Short problem
Present the data once more in exactly its original form.

++++++

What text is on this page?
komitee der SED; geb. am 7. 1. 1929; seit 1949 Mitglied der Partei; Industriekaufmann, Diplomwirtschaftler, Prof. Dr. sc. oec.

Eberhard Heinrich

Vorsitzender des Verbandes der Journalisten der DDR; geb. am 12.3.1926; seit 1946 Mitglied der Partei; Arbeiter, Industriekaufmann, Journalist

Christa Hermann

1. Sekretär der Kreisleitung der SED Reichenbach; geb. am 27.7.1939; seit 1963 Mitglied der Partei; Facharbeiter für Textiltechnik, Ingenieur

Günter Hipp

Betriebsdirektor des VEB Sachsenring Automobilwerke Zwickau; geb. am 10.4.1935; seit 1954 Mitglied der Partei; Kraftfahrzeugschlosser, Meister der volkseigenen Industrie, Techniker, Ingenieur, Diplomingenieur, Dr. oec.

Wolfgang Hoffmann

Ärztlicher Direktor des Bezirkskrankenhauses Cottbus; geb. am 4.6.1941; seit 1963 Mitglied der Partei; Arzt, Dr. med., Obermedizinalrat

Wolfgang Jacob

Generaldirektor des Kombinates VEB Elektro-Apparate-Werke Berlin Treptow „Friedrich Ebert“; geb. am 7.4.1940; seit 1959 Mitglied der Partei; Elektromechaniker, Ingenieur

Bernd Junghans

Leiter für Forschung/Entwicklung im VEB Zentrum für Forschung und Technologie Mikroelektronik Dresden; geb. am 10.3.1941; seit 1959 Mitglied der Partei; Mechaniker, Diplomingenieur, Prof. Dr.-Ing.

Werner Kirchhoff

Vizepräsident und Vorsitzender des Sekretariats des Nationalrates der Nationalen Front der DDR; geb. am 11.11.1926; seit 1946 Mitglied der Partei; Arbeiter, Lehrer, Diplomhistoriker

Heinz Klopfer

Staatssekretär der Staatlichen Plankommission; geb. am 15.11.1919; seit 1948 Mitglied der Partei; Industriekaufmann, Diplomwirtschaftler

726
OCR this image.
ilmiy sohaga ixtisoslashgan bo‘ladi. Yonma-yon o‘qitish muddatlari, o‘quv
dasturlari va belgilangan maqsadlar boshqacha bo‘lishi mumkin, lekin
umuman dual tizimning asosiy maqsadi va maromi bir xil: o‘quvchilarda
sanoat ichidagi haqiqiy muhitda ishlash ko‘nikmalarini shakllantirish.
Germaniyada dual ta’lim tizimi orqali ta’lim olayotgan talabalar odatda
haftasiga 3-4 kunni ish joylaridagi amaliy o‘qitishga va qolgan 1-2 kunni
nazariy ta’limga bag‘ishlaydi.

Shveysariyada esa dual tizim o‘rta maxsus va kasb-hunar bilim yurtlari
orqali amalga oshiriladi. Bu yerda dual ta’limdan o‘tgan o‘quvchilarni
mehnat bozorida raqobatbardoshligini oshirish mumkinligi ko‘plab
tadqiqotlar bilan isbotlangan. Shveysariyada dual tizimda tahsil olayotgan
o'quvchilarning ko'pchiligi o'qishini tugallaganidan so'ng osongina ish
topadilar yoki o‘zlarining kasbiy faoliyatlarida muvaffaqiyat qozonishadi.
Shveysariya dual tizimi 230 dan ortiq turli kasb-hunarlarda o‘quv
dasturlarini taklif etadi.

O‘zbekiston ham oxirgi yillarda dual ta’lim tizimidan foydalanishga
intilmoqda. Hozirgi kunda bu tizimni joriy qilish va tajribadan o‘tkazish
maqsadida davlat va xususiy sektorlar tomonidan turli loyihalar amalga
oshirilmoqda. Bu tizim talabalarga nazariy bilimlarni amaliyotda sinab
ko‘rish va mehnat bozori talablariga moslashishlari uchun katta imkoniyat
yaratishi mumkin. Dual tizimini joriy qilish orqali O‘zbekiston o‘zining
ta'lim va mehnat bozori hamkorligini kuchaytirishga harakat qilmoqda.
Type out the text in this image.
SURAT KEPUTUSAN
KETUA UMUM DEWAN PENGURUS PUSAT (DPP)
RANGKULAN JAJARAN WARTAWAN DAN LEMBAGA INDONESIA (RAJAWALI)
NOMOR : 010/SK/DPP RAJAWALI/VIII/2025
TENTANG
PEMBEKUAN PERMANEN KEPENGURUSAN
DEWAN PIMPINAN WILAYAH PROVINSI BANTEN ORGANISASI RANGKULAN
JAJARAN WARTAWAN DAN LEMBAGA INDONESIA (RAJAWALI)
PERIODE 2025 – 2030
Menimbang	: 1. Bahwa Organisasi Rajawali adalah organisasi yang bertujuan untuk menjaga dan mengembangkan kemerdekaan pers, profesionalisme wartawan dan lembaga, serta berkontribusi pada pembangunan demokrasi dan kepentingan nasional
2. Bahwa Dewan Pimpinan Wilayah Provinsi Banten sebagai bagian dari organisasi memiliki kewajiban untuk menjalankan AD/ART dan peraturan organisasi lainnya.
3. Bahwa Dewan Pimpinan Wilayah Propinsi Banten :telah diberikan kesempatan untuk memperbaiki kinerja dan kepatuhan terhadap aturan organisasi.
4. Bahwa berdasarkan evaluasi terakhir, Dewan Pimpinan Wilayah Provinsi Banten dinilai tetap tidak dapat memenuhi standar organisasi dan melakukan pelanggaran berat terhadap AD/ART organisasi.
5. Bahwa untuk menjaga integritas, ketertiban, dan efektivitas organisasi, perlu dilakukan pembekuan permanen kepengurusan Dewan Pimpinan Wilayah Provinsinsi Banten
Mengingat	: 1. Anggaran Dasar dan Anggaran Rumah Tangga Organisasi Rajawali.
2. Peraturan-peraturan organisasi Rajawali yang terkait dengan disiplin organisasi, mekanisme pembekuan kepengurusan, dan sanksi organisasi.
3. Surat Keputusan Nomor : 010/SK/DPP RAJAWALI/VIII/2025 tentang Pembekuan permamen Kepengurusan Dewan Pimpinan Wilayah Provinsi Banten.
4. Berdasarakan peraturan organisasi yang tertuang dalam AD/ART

++++++

Output for this exercise
What text is on this page?
komitee der SED; geb. am 7. 1. 1929; seit 1949 Mitglied der Partei; Industriekaufmann, Diplomwirtschaftler, Prof. Dr. sc. oec.

Eberhard Heinrich

Vorsitzender des Verbandes der Journalisten der DDR; geb. am 12.3.1926; seit 1946 Mitglied der Partei; Arbeiter, Industriekaufmann, Journalist

Christa Hermann

1. Sekretär der Kreisleitung der SED Reichenbach; geb. am 27.7.1939; seit 1963 Mitglied der Partei; Facharbeiter für Textiltechnik, Ingenieur

Günter Hipp

Betriebsdirektor des VEB Sachsenring Automobilwerke Zwickau; geb. am 10.4.1935; seit 1954 Mitglied der Partei; Kraftfahrzeugschlosser, Meister der volkseigenen Industrie, Techniker, Ingenieur, Diplomingenieur, Dr. oec.

Wolfgang Hoffmann

Ärztlicher Direktor des Bezirkskrankenhauses Cottbus; geb. am 4.6.1941; seit 1963 Mitglied der Partei; Arzt, Dr. med., Obermedizinalrat

Wolfgang Jacob

Generaldirektor des Kombinates VEB Elektro-Apparate-Werke Berlin Treptow „Friedrich Ebert“; geb. am 7.4.1940; seit 1959 Mitglied der Partei; Elektromechaniker, Ingenieur

Bernd Junghans

Leiter für Forschung/Entwicklung im VEB Zentrum für Forschung und Technologie Mikroelektronik Dresden; geb. am 10.3.1941; seit 1959 Mitglied der Partei; Mechaniker, Diplomingenieur, Prof. Dr.-Ing.

Werner Kirchhoff

Vizepräsident und Vorsitzender des Sekretariats des Nationalrates der Nationalen Front der DDR; geb. am 11.11.1926; seit 1946 Mitglied der Partei; Arbeiter, Lehrer, Diplomhistoriker

Heinz Klopfer

Staatssekretär der Staatlichen Plankommission; geb. am 15.11.1919; seit 1948 Mitglied der Partei; Industriekaufmann, Diplomwirtschaftler

726
OCR this image.
ilmiy sohaga ixtisoslashgan bo‘ladi. Yonma-yon o‘qitish muddatlari, o‘quv
dasturlari va belgilangan maqsadlar boshqacha bo‘lishi mumkin, lekin
umuman dual tizimning asosiy maqsadi va maromi bir xil: o‘quvchilarda
sanoat ichidagi haqiqiy muhitda ishlash ko‘nikmalarini shakllantirish.
Germaniyada dual ta’lim tizimi orqali ta’lim olayotgan talabalar odatda
haftasiga 3-4 kunni ish joylaridagi amaliy o‘qitishga va qolgan 1-2 kunni
nazariy ta’limga bag‘ishlaydi.

Shveysariyada esa dual tizim o‘rta maxsus va kasb-hunar bilim yurtlari
orqali amalga oshiriladi. Bu yerda dual ta’limdan o‘tgan o‘quvchilarni
mehnat bozorida raqobatbardoshligini oshirish mumkinligi ko‘plab
tadqiqotlar bilan isbotlangan. Shveysariyada dual tizimda tahsil olayotgan
o'quvchilarning ko'pchiligi o'qishini tugallaganidan so'ng osongina ish
topadilar yoki o‘zlarining kasbiy faoliyatlarida muvaffaqiyat qozonishadi.
Shveysariya dual tizimi 230 dan ortiq turli kasb-hunarlarda o‘quv
dasturlarini taklif etadi.

O‘zbekiston ham oxirgi yillarda dual ta’lim tizimidan foydalanishga
intilmoqda. Hozirgi kunda bu tizimni joriy qilish va tajribadan o‘tkazish
maqsadida davlat va xususiy sektorlar tomonidan turli loyihalar amalga
oshirilmoqda. Bu tizim talabalarga nazariy bilimlarni amaliyotda sinab
ko‘rish va mehnat bozori talablariga moslashishlari uchun katta imkoniyat
yaratishi mumkin. Dual tizimini joriy qilish orqali O‘zbekiston o‘zining
ta'lim va mehnat bozori hamkorligini kuchaytirishga harakat qilmoqda.
Type out the text in this image.
SURAT KEPUTUSAN
KETUA UMUM DEWAN PENGURUS PUSAT (DPP)
RANGKULAN JAJARAN WARTAWAN DAN LEMBAGA INDONESIA (RAJAWALI)
NOMOR : 010/SK/DPP RAJAWALI/VIII/2025
TENTANG
PEMBEKUAN PERMANEN KEPENGURUSAN
DEWAN PIMPINAN WILAYAH PROVINSI BANTEN ORGANISASI RANGKULAN
JAJARAN WARTAWAN DAN LEMBAGA INDONESIA (RAJAWALI)
PERIODE 2025 – 2030
Menimbang	: 1. Bahwa Organisasi Rajawali adalah organisasi yang bertujuan untuk menjaga dan mengembangkan kemerdekaan pers, profesionalisme wartawan dan lembaga, serta berkontribusi pada pembangunan demokrasi dan kepentingan nasional
2. Bahwa Dewan Pimpinan Wilayah Provinsi Banten sebagai bagian dari organisasi memiliki kewajiban untuk menjalankan AD/ART dan peraturan organisasi lainnya.
3. Bahwa Dewan Pimpinan Wilayah Propinsi Banten :telah diberikan kesempatan untuk memperbaiki kinerja dan kepatuhan terhadap aturan organisasi.
4. Bahwa berdasarkan evaluasi terakhir, Dewan Pimpinan Wilayah Provinsi Banten dinilai tetap tidak dapat memenuhi standar organisasi dan melakukan pelanggaran berat terhadap AD/ART organisasi.
5. Bahwa untuk menjaga integritas, ketertiban, dan efektivitas organisasi, perlu dilakukan pembekuan permanen kepengurusan Dewan Pimpinan Wilayah Provinsinsi Banten
Mengingat	: 1. Anggaran Dasar dan Anggaran Rumah Tangga Organisasi Rajawali.
2. Peraturan-peraturan organisasi Rajawali yang terkait dengan disiplin organisasi, mekanisme pembekuan kepengurusan, dan sanksi organisasi.
3. Surat Keputusan Nomor : 010/SK/DPP RAJAWALI/VIII/2025 tentang Pembekuan permamen Kepengurusan Dewan Pimpinan Wilayah Provinsi Banten.
4. Berdasarakan peraturan organisasi yang tertuang dalam AD/ART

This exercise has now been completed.